By Gerhard Hope
Why are we wasting so much electricity on water heating when solar is the way to go?
The newest superlative for the MENA region is Abu Dhabi's announcement it is building the world's largest concentrated solar power (CSP) plant. The figures are suitably impressive: a total investment cost of AED 2.2 billion, and a 2.5 km2 solar field of 768 parabolic trough collectors in the desert at Madinat Zayed.
Yet at the end of the day, one has to bear in mind that Abu Dhabi has set a relatively modest target of generating 7% of its total electricity needs via renewables by 2020. Not to mention that the cost of producing electricity from Shams 1 will be three to five times the average cost of producing electricity from natural gas.
It seems that Shams 1, which will take two years to construct, is one of those ‘iconic' projects so beloved by the region. These ‘statement' projects are the last word on a particular topic, the construction industry's equivalent of a ‘shock-and-awe' tactic.
Shams 1 is ten times the size of the PV array at Masdar, lauded at its launch as the largest in the MENA region. However, the significance of the project was overshadowed when tests revealed that the dusty climate reduced the efficiency of the panels considerably. Clearly one of the aims of Shams 1 is to restore some of Masdar's tarnished glory as the region's leader in renewable energy.
While Shams 1 is impressive and cutting-edge, it is nevertheless a long-term project, as is the region's nuclear ambitions. Of more immediate concern - and, indeed, excitement - is what is happening in the solar energy sector in the UAE as a whole, which offers tremendous opportunities to the MEP industry, in turn.

##############################

* Instructions:
a) In the editorial on Abu Dhabi's Shams 1 solar plant, what share of its total electricity needs does Abu Dhabi aim to generate from renewables by 2020?
b) Pick up the editorial on Abu Dhabi's Shams 1 solar plant after its final sentence and carry it forward.

* Dataset excerpt:
##############################

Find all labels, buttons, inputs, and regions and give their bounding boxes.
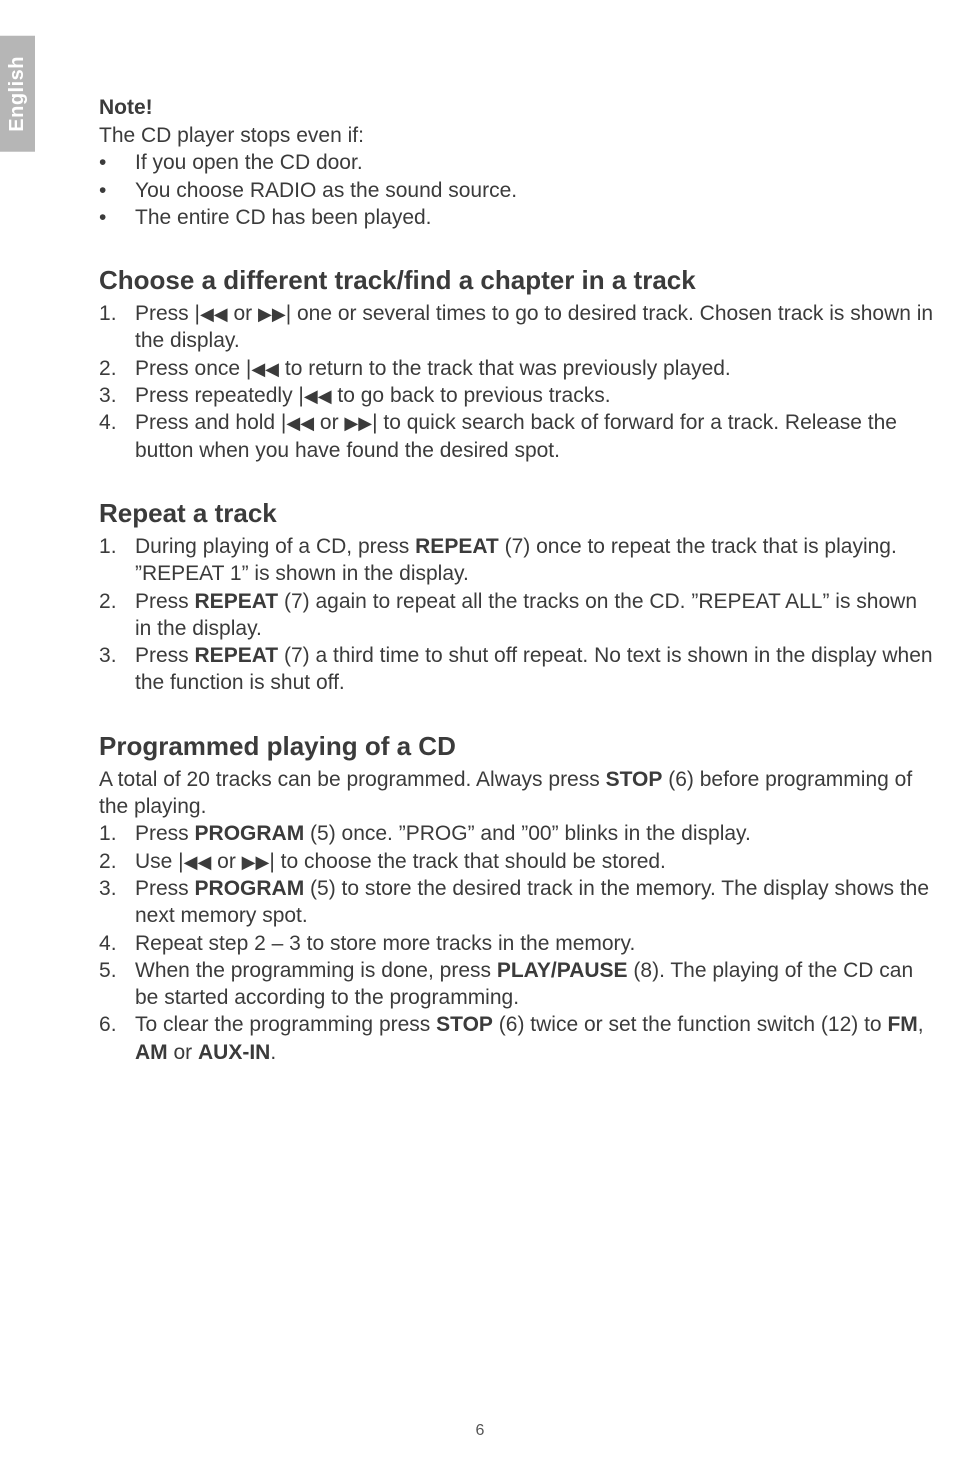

##############################

* Answers to the exercises:
a) 7% of its total electricity needs.

b)
It is estimated that there are anything from 30 to 50 companies offering various ‘solutions' at present. Most of these companies are new entrants, having appeared on the scene within a few brief years. (One is reminded of the old Wild West frontier of the US, where gold-rush towns found themselves besieged by prospectors. Except now the new gold seems to be sunshine.)
Unfortunately, the bright potential of the solar energy market has been somewhat dimmed by cheaply-imported, inferior-quality products that seem to break down as often as the sun shines. This has made it difficult for reputable suppliers to make inroads with more expensive, but far better quality, systems. Another serious problem is a lack of integration expertise and installation certification - these are both areas where the MEP industry can make a significant contribution.
Of particular interest to the solar thermal sector is the news that Dubai's new ‘green' building regulations will stipulate that solar water heating systems must be installed to provide 75% of domestic hot water requirements. Not many people realise that water heating is one of the major consumers of electricity in the region. If you look at large users like hotels and industry, the costs are even more significant.
A solar thermal collector can exploit up to 70% of the sun's energy, whereas the average sunlight-to-electricity conversion rate of a PV collector is only about 12%. Not only are the space requirements far less, but solar thermal collectors are also about five times cheaper than PV panels. Thus this niche renewables sector has a bright future, and also stands to make a contribution to energy savings and resource efficiency.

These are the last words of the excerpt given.